» Directive: Retype the records below word for word and omit any image.
=== Data lines ===
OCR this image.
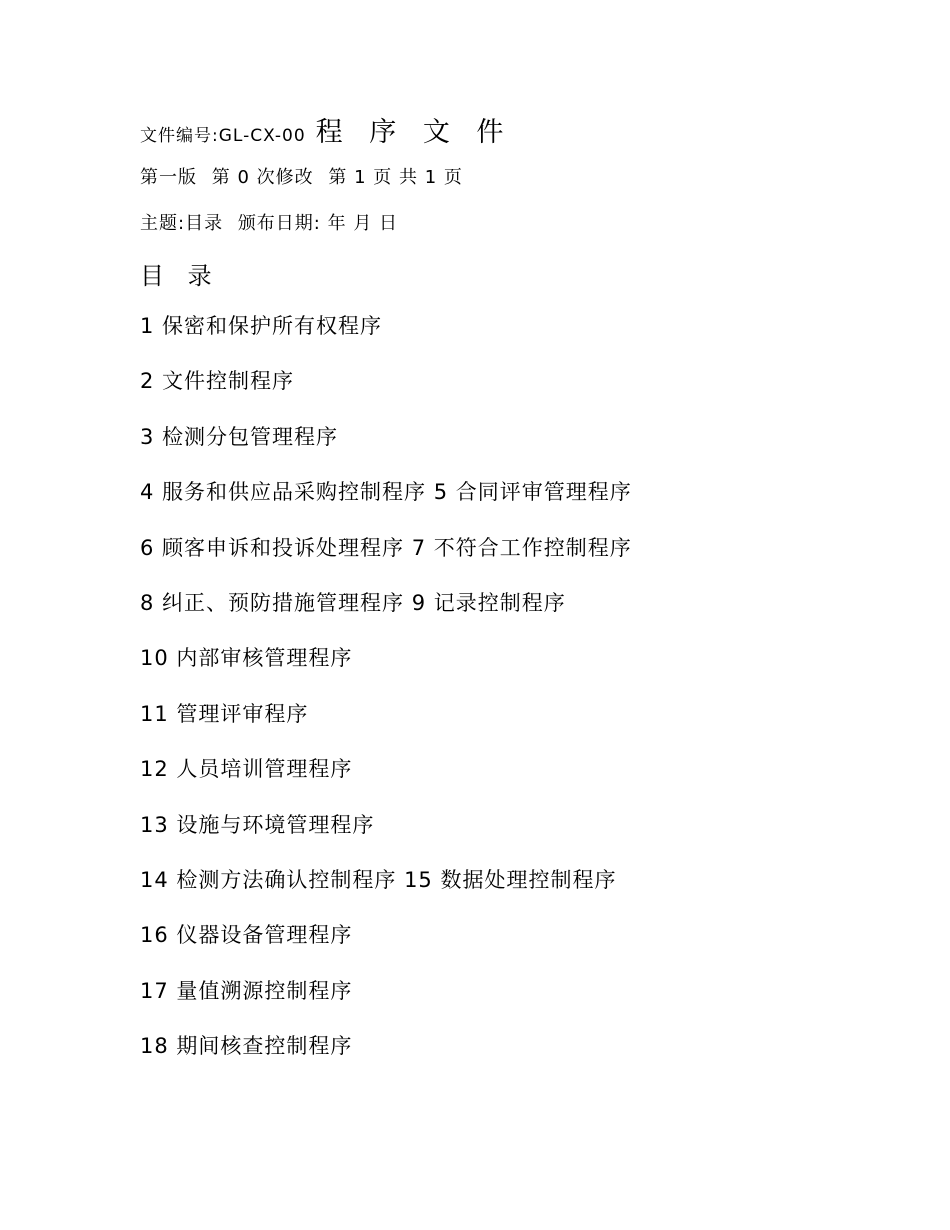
文件编号:GL-CX-00 程 序 文 件
第一版 第 0 次修改 第 1 页 共 1 页
主题:目录 颁布日期: 年 月 日
目 录
1 保密和保护所有权程序
2 文件控制程序
3 检测分包管理程序
4 服务和供应品采购控制程序 5 合同评审管理程序
6 顾客申诉和投诉处理程序 7 不符合工作控制程序
8 纠正、预防措施管理程序 9 记录控制程序
10 内部审核管理程序
11 管理评审程序
12 人员培训管理程序
13 设施与环境管理程序
14 检测方法确认控制程序 15 数据处理控制程序
16 仪器设备管理程序
17 量值溯源控制程序
18 期间核查控制程序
===
» The response:
OCR this image.
文件编号:GL-CX-00 程 序 文 件
第一版 第 0 次修改 第 1 页 共 1 页
主题:目录 颁布日期: 年 月 日
目 录
1 保密和保护所有权程序
2 文件控制程序
3 检测分包管理程序
4 服务和供应品采购控制程序 5 合同评审管理程序
6 顾客申诉和投诉处理程序 7 不符合工作控制程序
8 纠正、预防措施管理程序 9 记录控制程序
10 内部审核管理程序
11 管理评审程序
12 人员培训管理程序
13 设施与环境管理程序
14 检测方法确认控制程序 15 数据处理控制程序
16 仪器设备管理程序
17 量值溯源控制程序
18 期间核查控制程序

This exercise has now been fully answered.